Exercise objective
Rewrite all of the records, substituting "Treasury Department" for every occurrence of "Department of the Treasury" and leaving everything else unchanged.

Spatial layout entries
————

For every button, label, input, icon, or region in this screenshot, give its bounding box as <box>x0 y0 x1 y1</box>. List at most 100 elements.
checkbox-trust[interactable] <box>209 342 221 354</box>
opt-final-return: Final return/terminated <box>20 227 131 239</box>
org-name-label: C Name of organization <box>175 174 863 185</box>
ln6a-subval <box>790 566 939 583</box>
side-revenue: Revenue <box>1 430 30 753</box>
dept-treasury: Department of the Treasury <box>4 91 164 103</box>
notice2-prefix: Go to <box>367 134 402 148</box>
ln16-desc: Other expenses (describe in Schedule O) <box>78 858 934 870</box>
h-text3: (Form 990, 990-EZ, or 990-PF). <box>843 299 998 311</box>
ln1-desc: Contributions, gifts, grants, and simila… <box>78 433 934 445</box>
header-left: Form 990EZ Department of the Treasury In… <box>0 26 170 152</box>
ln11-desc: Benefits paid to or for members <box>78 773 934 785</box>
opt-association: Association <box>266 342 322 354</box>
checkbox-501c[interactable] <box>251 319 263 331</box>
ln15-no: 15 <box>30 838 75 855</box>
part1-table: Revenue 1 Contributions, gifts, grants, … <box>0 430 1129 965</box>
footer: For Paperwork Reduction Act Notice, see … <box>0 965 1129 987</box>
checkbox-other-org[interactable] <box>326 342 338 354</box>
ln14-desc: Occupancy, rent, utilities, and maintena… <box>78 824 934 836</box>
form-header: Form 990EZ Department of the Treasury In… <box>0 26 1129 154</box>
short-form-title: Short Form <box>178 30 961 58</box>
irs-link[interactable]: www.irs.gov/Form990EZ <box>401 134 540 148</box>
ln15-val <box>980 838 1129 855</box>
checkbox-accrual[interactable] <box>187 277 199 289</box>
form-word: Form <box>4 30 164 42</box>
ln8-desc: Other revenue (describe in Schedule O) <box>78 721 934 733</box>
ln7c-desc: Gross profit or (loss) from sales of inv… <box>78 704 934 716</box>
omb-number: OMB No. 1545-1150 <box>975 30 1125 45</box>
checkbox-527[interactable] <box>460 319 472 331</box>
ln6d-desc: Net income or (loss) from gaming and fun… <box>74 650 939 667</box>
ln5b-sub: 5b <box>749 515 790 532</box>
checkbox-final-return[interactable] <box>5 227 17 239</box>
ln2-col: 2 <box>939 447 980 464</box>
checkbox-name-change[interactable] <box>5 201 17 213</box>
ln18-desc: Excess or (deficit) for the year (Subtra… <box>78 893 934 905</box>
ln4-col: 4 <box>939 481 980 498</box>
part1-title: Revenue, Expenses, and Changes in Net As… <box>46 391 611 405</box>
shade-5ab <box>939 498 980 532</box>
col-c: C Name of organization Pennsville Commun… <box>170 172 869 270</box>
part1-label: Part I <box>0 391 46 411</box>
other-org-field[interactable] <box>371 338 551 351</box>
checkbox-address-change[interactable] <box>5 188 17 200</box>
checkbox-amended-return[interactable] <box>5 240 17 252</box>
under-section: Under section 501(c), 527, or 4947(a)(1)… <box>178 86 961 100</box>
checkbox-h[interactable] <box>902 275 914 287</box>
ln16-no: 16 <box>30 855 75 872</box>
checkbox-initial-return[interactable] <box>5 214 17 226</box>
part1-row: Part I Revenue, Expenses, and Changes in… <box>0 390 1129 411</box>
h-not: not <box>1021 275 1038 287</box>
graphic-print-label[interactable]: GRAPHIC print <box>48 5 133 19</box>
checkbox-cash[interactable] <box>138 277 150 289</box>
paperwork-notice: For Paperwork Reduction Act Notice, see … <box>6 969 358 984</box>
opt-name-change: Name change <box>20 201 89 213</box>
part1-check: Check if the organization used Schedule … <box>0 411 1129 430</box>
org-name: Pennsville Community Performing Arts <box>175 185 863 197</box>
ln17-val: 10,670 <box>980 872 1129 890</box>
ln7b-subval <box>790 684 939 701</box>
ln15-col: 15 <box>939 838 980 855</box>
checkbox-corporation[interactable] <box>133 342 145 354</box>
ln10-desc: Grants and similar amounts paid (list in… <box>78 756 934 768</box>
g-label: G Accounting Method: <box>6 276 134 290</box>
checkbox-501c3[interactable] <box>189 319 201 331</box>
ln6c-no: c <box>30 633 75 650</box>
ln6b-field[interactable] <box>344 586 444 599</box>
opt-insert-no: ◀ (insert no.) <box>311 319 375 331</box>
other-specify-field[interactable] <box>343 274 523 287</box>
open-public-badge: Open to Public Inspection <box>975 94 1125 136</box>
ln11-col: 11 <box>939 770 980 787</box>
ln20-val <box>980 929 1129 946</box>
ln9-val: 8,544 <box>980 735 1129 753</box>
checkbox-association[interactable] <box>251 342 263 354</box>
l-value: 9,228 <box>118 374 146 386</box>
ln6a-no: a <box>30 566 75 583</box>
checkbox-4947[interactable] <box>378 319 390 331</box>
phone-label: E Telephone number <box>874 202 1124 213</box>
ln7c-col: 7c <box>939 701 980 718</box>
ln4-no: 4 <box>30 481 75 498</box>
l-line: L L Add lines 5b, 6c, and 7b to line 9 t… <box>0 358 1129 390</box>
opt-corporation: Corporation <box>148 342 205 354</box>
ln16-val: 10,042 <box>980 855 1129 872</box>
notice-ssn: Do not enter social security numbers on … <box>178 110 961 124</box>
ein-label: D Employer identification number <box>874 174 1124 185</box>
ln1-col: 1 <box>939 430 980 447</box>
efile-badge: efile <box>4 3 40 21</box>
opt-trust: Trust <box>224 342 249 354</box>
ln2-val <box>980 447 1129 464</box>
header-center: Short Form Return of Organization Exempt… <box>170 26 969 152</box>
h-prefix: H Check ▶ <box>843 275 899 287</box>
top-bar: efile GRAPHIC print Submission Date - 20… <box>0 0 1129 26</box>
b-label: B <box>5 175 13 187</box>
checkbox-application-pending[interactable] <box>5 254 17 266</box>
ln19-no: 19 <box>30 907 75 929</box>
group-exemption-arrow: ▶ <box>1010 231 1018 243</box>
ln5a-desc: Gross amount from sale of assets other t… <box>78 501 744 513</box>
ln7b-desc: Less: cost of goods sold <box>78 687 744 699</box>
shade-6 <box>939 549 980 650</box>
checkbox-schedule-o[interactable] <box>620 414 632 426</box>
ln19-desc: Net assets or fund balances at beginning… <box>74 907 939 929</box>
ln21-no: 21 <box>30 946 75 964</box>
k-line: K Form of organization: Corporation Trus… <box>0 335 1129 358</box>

————

Answer
For every button, label, input, icon, or region in this screenshot, give its bounding box as <box>x0 y0 x1 y1</box>. List at most 100 elements.
checkbox-trust[interactable] <box>209 342 221 354</box>
opt-final-return: Final return/terminated <box>20 227 131 239</box>
org-name-label: C Name of organization <box>175 174 863 185</box>
ln6a-subval <box>790 566 939 583</box>
side-revenue: Revenue <box>1 430 30 753</box>
dept-treasury: Treasury Department <box>4 91 164 103</box>
notice2-prefix: Go to <box>367 134 402 148</box>
ln16-desc: Other expenses (describe in Schedule O) <box>78 858 934 870</box>
h-text3: (Form 990, 990-EZ, or 990-PF). <box>843 299 998 311</box>
ln1-desc: Contributions, gifts, grants, and simila… <box>78 433 934 445</box>
header-left: Form 990EZ Treasury Department In… <box>0 26 170 152</box>
ln11-desc: Benefits paid to or for members <box>78 773 934 785</box>
opt-association: Association <box>266 342 322 354</box>
checkbox-501c[interactable] <box>251 319 263 331</box>
ln15-no: 15 <box>30 838 75 855</box>
part1-table: Revenue 1 Contributions, gifts, grants, … <box>0 430 1129 965</box>
footer: For Paperwork Reduction Act Notice, see … <box>0 965 1129 987</box>
checkbox-other-org[interactable] <box>326 342 338 354</box>
ln14-desc: Occupancy, rent, utilities, and maintena… <box>78 824 934 836</box>
form-header: Form 990EZ Treasury Department In… <box>0 26 1129 154</box>
short-form-title: Short Form <box>178 30 961 58</box>
irs-link[interactable]: www.irs.gov/Form990EZ <box>401 134 540 148</box>
ln15-val <box>980 838 1129 855</box>
checkbox-accrual[interactable] <box>187 277 199 289</box>
form-word: Form <box>4 30 164 42</box>
ln8-desc: Other revenue (describe in Schedule O) <box>78 721 934 733</box>
ln7c-desc: Gross profit or (loss) from sales of inv… <box>78 704 934 716</box>
omb-number: OMB No. 1545-1150 <box>975 30 1125 45</box>
checkbox-527[interactable] <box>460 319 472 331</box>
ln6d-desc: Net income or (loss) from gaming and fun… <box>74 650 939 667</box>
ln5b-sub: 5b <box>749 515 790 532</box>
checkbox-final-return[interactable] <box>5 227 17 239</box>
ln2-col: 2 <box>939 447 980 464</box>
checkbox-name-change[interactable] <box>5 201 17 213</box>
ln18-desc: Excess or (deficit) for the year (Subtra… <box>78 893 934 905</box>
ln4-col: 4 <box>939 481 980 498</box>
part1-title: Revenue, Expenses, and Changes in Net As… <box>46 391 611 405</box>
shade-5ab <box>939 498 980 532</box>
col-c: C Name of organization Pennsville Commun… <box>170 172 869 270</box>
part1-label: Part I <box>0 391 46 411</box>
other-org-field[interactable] <box>371 338 551 351</box>
checkbox-address-change[interactable] <box>5 188 17 200</box>
checkbox-amended-return[interactable] <box>5 240 17 252</box>
under-section: Under section 501(c), 527, or 4947(a)(1)… <box>178 86 961 100</box>
checkbox-h[interactable] <box>902 275 914 287</box>
ln16-no: 16 <box>30 855 75 872</box>
checkbox-initial-return[interactable] <box>5 214 17 226</box>
part1-row: Part I Revenue, Expenses, and Changes in… <box>0 390 1129 411</box>
h-not: not <box>1021 275 1038 287</box>
graphic-print-label[interactable]: GRAPHIC print <box>48 5 133 19</box>
checkbox-cash[interactable] <box>138 277 150 289</box>
paperwork-notice: For Paperwork Reduction Act Notice, see … <box>6 969 358 984</box>
opt-name-change: Name change <box>20 201 89 213</box>
part1-check: Check if the organization used Schedule … <box>0 411 1129 430</box>
org-name: Pennsville Community Performing Arts <box>175 185 863 197</box>
ln17-val: 10,670 <box>980 872 1129 890</box>
ln7b-subval <box>790 684 939 701</box>
ln15-col: 15 <box>939 838 980 855</box>
checkbox-corporation[interactable] <box>133 342 145 354</box>
ln10-desc: Grants and similar amounts paid (list in… <box>78 756 934 768</box>
g-label: G Accounting Method: <box>6 276 134 290</box>
checkbox-501c3[interactable] <box>189 319 201 331</box>
ln6c-no: c <box>30 633 75 650</box>
ln6b-field[interactable] <box>344 586 444 599</box>
opt-insert-no: ◀ (insert no.) <box>311 319 375 331</box>
other-specify-field[interactable] <box>343 274 523 287</box>
open-public-badge: Open to Public Inspection <box>975 94 1125 136</box>
ln11-col: 11 <box>939 770 980 787</box>
ln20-val <box>980 929 1129 946</box>
ln9-val: 8,544 <box>980 735 1129 753</box>
checkbox-association[interactable] <box>251 342 263 354</box>
l-value: 9,228 <box>118 374 146 386</box>
ln6a-no: a <box>30 566 75 583</box>
checkbox-4947[interactable] <box>378 319 390 331</box>
phone-label: E Telephone number <box>874 202 1124 213</box>
ln7c-col: 7c <box>939 701 980 718</box>
ln4-no: 4 <box>30 481 75 498</box>
l-line: L L Add lines 5b, 6c, and 7b to line 9 t… <box>0 358 1129 390</box>
opt-corporation: Corporation <box>148 342 205 354</box>
ln16-val: 10,042 <box>980 855 1129 872</box>
notice-ssn: Do not enter social security numbers on … <box>178 110 961 124</box>
ein-label: D Employer identification number <box>874 174 1124 185</box>
ln1-col: 1 <box>939 430 980 447</box>
efile-badge: efile <box>4 3 40 21</box>
opt-trust: Trust <box>224 342 249 354</box>
ln2-val <box>980 447 1129 464</box>
header-center: Short Form Return of Organization Exempt… <box>170 26 969 152</box>
h-prefix: H Check ▶ <box>843 275 899 287</box>
top-bar: efile GRAPHIC print Submission Date - 20… <box>0 0 1129 26</box>
b-label: B <box>5 175 13 187</box>
checkbox-application-pending[interactable] <box>5 254 17 266</box>
ln19-no: 19 <box>30 907 75 929</box>
group-exemption-arrow: ▶ <box>1010 231 1018 243</box>
ln5a-desc: Gross amount from sale of assets other t… <box>78 501 744 513</box>
ln7b-desc: Less: cost of goods sold <box>78 687 744 699</box>
shade-6 <box>939 549 980 650</box>
checkbox-schedule-o[interactable] <box>620 414 632 426</box>
ln19-desc: Net assets or fund balances at beginning… <box>74 907 939 929</box>
ln21-no: 21 <box>30 946 75 964</box>
k-line: K Form of organization: Corporation Trus… <box>0 335 1129 358</box>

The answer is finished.